- [THE EXERCISE] Pull each line holding the word "only" from the data.

- [THE INPUT]
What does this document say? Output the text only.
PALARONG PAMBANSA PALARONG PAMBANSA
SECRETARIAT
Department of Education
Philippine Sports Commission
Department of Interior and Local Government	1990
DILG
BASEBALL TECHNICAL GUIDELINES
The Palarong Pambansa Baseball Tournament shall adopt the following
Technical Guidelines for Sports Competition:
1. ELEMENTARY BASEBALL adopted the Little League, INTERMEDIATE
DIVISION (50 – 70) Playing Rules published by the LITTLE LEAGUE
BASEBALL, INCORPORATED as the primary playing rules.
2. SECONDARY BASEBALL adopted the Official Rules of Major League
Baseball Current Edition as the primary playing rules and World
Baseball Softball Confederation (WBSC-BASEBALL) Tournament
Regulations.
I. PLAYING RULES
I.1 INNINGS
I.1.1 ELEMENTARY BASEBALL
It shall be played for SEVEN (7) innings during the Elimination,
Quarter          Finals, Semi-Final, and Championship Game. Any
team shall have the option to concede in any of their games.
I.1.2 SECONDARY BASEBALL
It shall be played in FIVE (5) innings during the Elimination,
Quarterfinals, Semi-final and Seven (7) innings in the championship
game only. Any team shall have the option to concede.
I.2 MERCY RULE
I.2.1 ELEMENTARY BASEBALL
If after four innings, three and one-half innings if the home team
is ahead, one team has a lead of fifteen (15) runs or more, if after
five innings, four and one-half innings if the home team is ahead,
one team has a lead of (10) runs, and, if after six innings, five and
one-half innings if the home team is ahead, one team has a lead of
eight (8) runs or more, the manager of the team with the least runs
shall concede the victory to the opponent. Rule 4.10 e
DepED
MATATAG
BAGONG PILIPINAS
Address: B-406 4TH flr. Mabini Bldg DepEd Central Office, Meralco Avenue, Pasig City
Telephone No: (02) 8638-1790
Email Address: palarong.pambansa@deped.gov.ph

- [EXERCISE OUTPUT]
What does this document say? Output the text only.
game only. Any team shall have the option to concede.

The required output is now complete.